## SUPPLIED ENTRIES
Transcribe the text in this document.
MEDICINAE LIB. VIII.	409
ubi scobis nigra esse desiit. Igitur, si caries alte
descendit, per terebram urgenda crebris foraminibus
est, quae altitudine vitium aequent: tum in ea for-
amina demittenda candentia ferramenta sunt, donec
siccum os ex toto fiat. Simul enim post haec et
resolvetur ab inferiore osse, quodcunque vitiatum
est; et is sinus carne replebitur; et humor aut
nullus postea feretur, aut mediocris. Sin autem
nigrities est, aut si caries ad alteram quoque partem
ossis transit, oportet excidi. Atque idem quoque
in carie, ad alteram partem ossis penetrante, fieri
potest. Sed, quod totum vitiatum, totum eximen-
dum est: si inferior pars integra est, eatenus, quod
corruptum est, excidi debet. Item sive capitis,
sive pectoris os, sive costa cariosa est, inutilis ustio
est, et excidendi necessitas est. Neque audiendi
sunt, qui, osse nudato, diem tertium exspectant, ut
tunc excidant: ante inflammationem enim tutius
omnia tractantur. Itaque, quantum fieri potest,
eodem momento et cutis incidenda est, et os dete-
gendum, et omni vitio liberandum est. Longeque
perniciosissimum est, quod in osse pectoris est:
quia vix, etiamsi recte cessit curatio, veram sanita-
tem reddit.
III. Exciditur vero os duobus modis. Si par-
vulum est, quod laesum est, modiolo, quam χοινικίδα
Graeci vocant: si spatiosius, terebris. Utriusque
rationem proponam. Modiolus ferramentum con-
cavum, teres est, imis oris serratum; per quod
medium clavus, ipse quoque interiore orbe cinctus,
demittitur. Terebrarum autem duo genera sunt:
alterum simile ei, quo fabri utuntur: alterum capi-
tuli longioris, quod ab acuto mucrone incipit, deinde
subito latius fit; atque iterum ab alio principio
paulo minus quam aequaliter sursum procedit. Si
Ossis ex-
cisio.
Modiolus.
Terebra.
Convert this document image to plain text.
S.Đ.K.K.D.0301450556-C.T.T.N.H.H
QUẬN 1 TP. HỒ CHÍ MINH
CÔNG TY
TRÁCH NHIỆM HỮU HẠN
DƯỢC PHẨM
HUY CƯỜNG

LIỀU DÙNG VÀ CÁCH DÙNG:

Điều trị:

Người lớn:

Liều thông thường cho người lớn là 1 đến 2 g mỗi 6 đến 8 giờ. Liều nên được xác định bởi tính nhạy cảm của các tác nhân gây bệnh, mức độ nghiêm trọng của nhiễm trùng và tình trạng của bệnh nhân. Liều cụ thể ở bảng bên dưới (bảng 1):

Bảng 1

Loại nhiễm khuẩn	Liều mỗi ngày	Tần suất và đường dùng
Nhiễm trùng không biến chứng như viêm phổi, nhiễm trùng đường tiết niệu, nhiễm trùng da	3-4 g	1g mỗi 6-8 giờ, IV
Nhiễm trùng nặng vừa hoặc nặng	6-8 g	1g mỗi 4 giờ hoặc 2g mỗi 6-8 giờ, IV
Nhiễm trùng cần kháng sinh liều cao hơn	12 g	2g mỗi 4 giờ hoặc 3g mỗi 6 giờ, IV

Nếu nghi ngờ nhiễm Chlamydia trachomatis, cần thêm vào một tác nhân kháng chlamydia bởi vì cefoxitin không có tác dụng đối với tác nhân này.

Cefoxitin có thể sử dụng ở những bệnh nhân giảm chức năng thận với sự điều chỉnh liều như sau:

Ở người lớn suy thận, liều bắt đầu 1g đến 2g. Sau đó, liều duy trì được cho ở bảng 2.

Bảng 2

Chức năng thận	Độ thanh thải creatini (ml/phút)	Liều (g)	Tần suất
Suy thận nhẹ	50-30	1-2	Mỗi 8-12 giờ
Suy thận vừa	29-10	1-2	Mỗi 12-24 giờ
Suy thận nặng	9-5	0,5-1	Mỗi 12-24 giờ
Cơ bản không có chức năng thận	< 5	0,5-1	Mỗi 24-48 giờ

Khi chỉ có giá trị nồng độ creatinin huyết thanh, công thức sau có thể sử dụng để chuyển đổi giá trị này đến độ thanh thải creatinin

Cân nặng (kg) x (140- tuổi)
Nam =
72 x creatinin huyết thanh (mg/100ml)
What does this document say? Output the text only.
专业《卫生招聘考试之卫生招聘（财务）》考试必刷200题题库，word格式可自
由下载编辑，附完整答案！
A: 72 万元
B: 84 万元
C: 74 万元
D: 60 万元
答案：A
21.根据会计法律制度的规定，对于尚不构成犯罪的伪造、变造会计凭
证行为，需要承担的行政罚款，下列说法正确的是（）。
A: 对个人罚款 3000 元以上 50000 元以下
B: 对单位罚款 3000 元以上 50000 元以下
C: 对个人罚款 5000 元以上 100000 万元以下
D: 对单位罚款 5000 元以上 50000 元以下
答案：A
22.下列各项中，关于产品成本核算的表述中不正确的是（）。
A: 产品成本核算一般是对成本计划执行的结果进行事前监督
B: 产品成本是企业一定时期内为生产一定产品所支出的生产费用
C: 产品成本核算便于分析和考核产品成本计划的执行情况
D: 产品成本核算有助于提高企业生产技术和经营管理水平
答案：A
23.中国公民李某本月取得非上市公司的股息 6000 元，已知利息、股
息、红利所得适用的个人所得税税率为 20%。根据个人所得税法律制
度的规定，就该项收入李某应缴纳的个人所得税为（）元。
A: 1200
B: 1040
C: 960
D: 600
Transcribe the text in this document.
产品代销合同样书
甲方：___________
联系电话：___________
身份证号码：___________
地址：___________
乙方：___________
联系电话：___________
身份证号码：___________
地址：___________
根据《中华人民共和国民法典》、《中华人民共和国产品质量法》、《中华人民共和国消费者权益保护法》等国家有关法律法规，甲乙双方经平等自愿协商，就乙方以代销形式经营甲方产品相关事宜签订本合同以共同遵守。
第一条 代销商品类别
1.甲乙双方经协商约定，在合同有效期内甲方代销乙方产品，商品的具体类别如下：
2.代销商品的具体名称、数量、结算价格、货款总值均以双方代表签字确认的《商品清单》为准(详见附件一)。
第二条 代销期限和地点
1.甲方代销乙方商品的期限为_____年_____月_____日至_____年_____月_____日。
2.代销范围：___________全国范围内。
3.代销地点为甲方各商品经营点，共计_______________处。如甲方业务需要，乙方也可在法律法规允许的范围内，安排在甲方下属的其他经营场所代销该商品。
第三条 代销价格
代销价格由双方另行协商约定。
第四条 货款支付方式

## EXERCISE BRIEF
Reproduce all of the records exactly.

## ANSWER TO THE EXERCISE
Transcribe the text in this document.
MEDICINAE LIB. VIII.	409
ubi scobis nigra esse desiit. Igitur, si caries alte
descendit, per terebram urgenda crebris foraminibus
est, quae altitudine vitium aequent: tum in ea for-
amina demittenda candentia ferramenta sunt, donec
siccum os ex toto fiat. Simul enim post haec et
resolvetur ab inferiore osse, quodcunque vitiatum
est; et is sinus carne replebitur; et humor aut
nullus postea feretur, aut mediocris. Sin autem
nigrities est, aut si caries ad alteram quoque partem
ossis transit, oportet excidi. Atque idem quoque
in carie, ad alteram partem ossis penetrante, fieri
potest. Sed, quod totum vitiatum, totum eximen-
dum est: si inferior pars integra est, eatenus, quod
corruptum est, excidi debet. Item sive capitis,
sive pectoris os, sive costa cariosa est, inutilis ustio
est, et excidendi necessitas est. Neque audiendi
sunt, qui, osse nudato, diem tertium exspectant, ut
tunc excidant: ante inflammationem enim tutius
omnia tractantur. Itaque, quantum fieri potest,
eodem momento et cutis incidenda est, et os dete-
gendum, et omni vitio liberandum est. Longeque
perniciosissimum est, quod in osse pectoris est:
quia vix, etiamsi recte cessit curatio, veram sanita-
tem reddit.
III. Exciditur vero os duobus modis. Si par-
vulum est, quod laesum est, modiolo, quam χοινικίδα
Graeci vocant: si spatiosius, terebris. Utriusque
rationem proponam. Modiolus ferramentum con-
cavum, teres est, imis oris serratum; per quod
medium clavus, ipse quoque interiore orbe cinctus,
demittitur. Terebrarum autem duo genera sunt:
alterum simile ei, quo fabri utuntur: alterum capi-
tuli longioris, quod ab acuto mucrone incipit, deinde
subito latius fit; atque iterum ab alio principio
paulo minus quam aequaliter sursum procedit. Si
Ossis ex-
cisio.
Modiolus.
Terebra.
Convert this document image to plain text.
S.Đ.K.K.D.0301450556-C.T.T.N.H.H
QUẬN 1 TP. HỒ CHÍ MINH
CÔNG TY
TRÁCH NHIỆM HỮU HẠN
DƯỢC PHẨM
HUY CƯỜNG

LIỀU DÙNG VÀ CÁCH DÙNG:

Điều trị:

Người lớn:

Liều thông thường cho người lớn là 1 đến 2 g mỗi 6 đến 8 giờ. Liều nên được xác định bởi tính nhạy cảm của các tác nhân gây bệnh, mức độ nghiêm trọng của nhiễm trùng và tình trạng của bệnh nhân. Liều cụ thể ở bảng bên dưới (bảng 1):

Bảng 1

Loại nhiễm khuẩn	Liều mỗi ngày	Tần suất và đường dùng
Nhiễm trùng không biến chứng như viêm phổi, nhiễm trùng đường tiết niệu, nhiễm trùng da	3-4 g	1g mỗi 6-8 giờ, IV
Nhiễm trùng nặng vừa hoặc nặng	6-8 g	1g mỗi 4 giờ hoặc 2g mỗi 6-8 giờ, IV
Nhiễm trùng cần kháng sinh liều cao hơn	12 g	2g mỗi 4 giờ hoặc 3g mỗi 6 giờ, IV

Nếu nghi ngờ nhiễm Chlamydia trachomatis, cần thêm vào một tác nhân kháng chlamydia bởi vì cefoxitin không có tác dụng đối với tác nhân này.

Cefoxitin có thể sử dụng ở những bệnh nhân giảm chức năng thận với sự điều chỉnh liều như sau:

Ở người lớn suy thận, liều bắt đầu 1g đến 2g. Sau đó, liều duy trì được cho ở bảng 2.

Bảng 2

Chức năng thận	Độ thanh thải creatini (ml/phút)	Liều (g)	Tần suất
Suy thận nhẹ	50-30	1-2	Mỗi 8-12 giờ
Suy thận vừa	29-10	1-2	Mỗi 12-24 giờ
Suy thận nặng	9-5	0,5-1	Mỗi 12-24 giờ
Cơ bản không có chức năng thận	< 5	0,5-1	Mỗi 24-48 giờ

Khi chỉ có giá trị nồng độ creatinin huyết thanh, công thức sau có thể sử dụng để chuyển đổi giá trị này đến độ thanh thải creatinin

Cân nặng (kg) x (140- tuổi)
Nam =
72 x creatinin huyết thanh (mg/100ml)
What does this document say? Output the text only.
专业《卫生招聘考试之卫生招聘（财务）》考试必刷200题题库，word格式可自
由下载编辑，附完整答案！
A: 72 万元
B: 84 万元
C: 74 万元
D: 60 万元
答案：A
21.根据会计法律制度的规定，对于尚不构成犯罪的伪造、变造会计凭
证行为，需要承担的行政罚款，下列说法正确的是（）。
A: 对个人罚款 3000 元以上 50000 元以下
B: 对单位罚款 3000 元以上 50000 元以下
C: 对个人罚款 5000 元以上 100000 万元以下
D: 对单位罚款 5000 元以上 50000 元以下
答案：A
22.下列各项中，关于产品成本核算的表述中不正确的是（）。
A: 产品成本核算一般是对成本计划执行的结果进行事前监督
B: 产品成本是企业一定时期内为生产一定产品所支出的生产费用
C: 产品成本核算便于分析和考核产品成本计划的执行情况
D: 产品成本核算有助于提高企业生产技术和经营管理水平
答案：A
23.中国公民李某本月取得非上市公司的股息 6000 元，已知利息、股
息、红利所得适用的个人所得税税率为 20%。根据个人所得税法律制
度的规定，就该项收入李某应缴纳的个人所得税为（）元。
A: 1200
B: 1040
C: 960
D: 600
Transcribe the text in this document.
产品代销合同样书
甲方：___________
联系电话：___________
身份证号码：___________
地址：___________
乙方：___________
联系电话：___________
身份证号码：___________
地址：___________
根据《中华人民共和国民法典》、《中华人民共和国产品质量法》、《中华人民共和国消费者权益保护法》等国家有关法律法规，甲乙双方经平等自愿协商，就乙方以代销形式经营甲方产品相关事宜签订本合同以共同遵守。
第一条 代销商品类别
1.甲乙双方经协商约定，在合同有效期内甲方代销乙方产品，商品的具体类别如下：
2.代销商品的具体名称、数量、结算价格、货款总值均以双方代表签字确认的《商品清单》为准(详见附件一)。
第二条 代销期限和地点
1.甲方代销乙方商品的期限为_____年_____月_____日至_____年_____月_____日。
2.代销范围：___________全国范围内。
3.代销地点为甲方各商品经营点，共计_______________处。如甲方业务需要，乙方也可在法律法规允许的范围内，安排在甲方下属的其他经营场所代销该商品。
第三条 代销价格
代销价格由双方另行协商约定。
第四条 货款支付方式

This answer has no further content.